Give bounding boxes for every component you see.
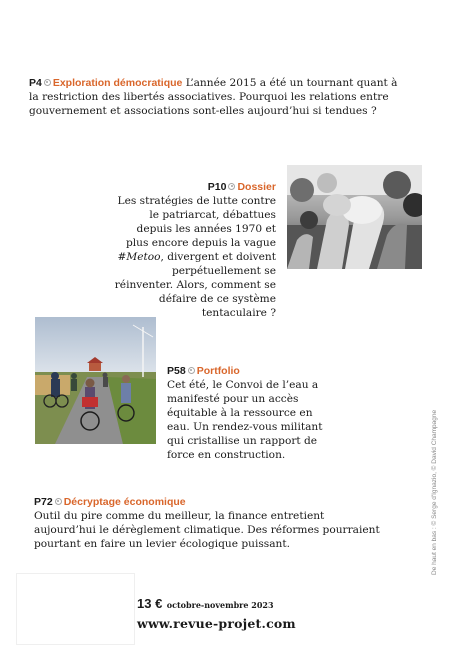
- page-number: P72: [34, 496, 53, 508]
- article-p4-text: L’année 2015 a été un tournant quant à la restriction des libertés associatives. Pourquoi les relations entre gouvernement et associations sont-elles aujourd’hui si tendues ?: [29, 77, 398, 117]
- article-p58: [167, 364, 337, 462]
- article-p72: [34, 495, 384, 551]
- text-part: Les stratégies de lutte contre le patriarcat, débattues depuis les années 1970 et plus encore depuis la vague: [117, 195, 276, 249]
- category-label: Exploration démocratique: [52, 77, 183, 89]
- article-p72-text: Outil du pire comme du meilleur, la finance entretient aujourd’hui le dérèglement climatique. Des réformes pourraient pourtant en faire un levier écologique puissant.: [34, 510, 380, 550]
- article-p58-heading: [167, 364, 337, 378]
- photo-credit: De haut en bas : © Serge d'Ignazio, © David Champagne: [431, 409, 438, 575]
- separator-icon: [188, 367, 195, 374]
- price: 13 €: [137, 596, 163, 611]
- separator-icon: [228, 183, 235, 190]
- page-number: P58: [167, 365, 186, 377]
- page-number: P10: [207, 181, 227, 193]
- article-p58-text: Cet été, le Convoi de l’eau a manifesté pour un accès équitable à la ressource en eau. Un rendez-vous militant qui cristallise un rapport de force en construction.: [167, 379, 323, 461]
- hashtag: #Metoo: [117, 251, 161, 263]
- article-p10: [112, 180, 276, 320]
- price-line: [137, 595, 274, 613]
- protest-fists-photo: [287, 165, 422, 269]
- cyclists-convoy-photo: [35, 317, 156, 444]
- text-part: , divergent et doivent perpétuellement se réinventer. Alors, comment se défaire de ce système tentaculaire ?: [114, 251, 276, 319]
- article-p72-heading: [34, 495, 384, 509]
- website-url: www.revue-projet.com: [137, 616, 296, 631]
- category-label: Décryptage économique: [63, 496, 186, 508]
- issue-date: octobre-novembre 2023: [166, 600, 274, 610]
- page-number: P4: [29, 77, 42, 89]
- separator-icon: [55, 498, 62, 505]
- category-label: Dossier: [237, 181, 276, 193]
- separator-icon: [44, 79, 51, 86]
- article-p4: [29, 76, 409, 118]
- barcode-area: [16, 573, 135, 645]
- article-p4-heading: [29, 77, 182, 89]
- article-p10-text: [112, 194, 276, 320]
- category-label: Portfolio: [196, 365, 240, 377]
- article-p10-heading: [112, 180, 276, 194]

• • • •

YOUR OBJECTIVE =
Locate every row above that contains the string "part", and copy each of those rows in full.

CORRECT RESPONSE =
- text-part: Les stratégies de lutte contre le patriarcat, débattues depuis les années 1970 et plus encore depuis la vague: [117, 195, 276, 249]
- text-part: , divergent et doivent perpétuellement se réinventer. Alors, comment se défaire de ce système tentaculaire ?: [114, 251, 276, 319]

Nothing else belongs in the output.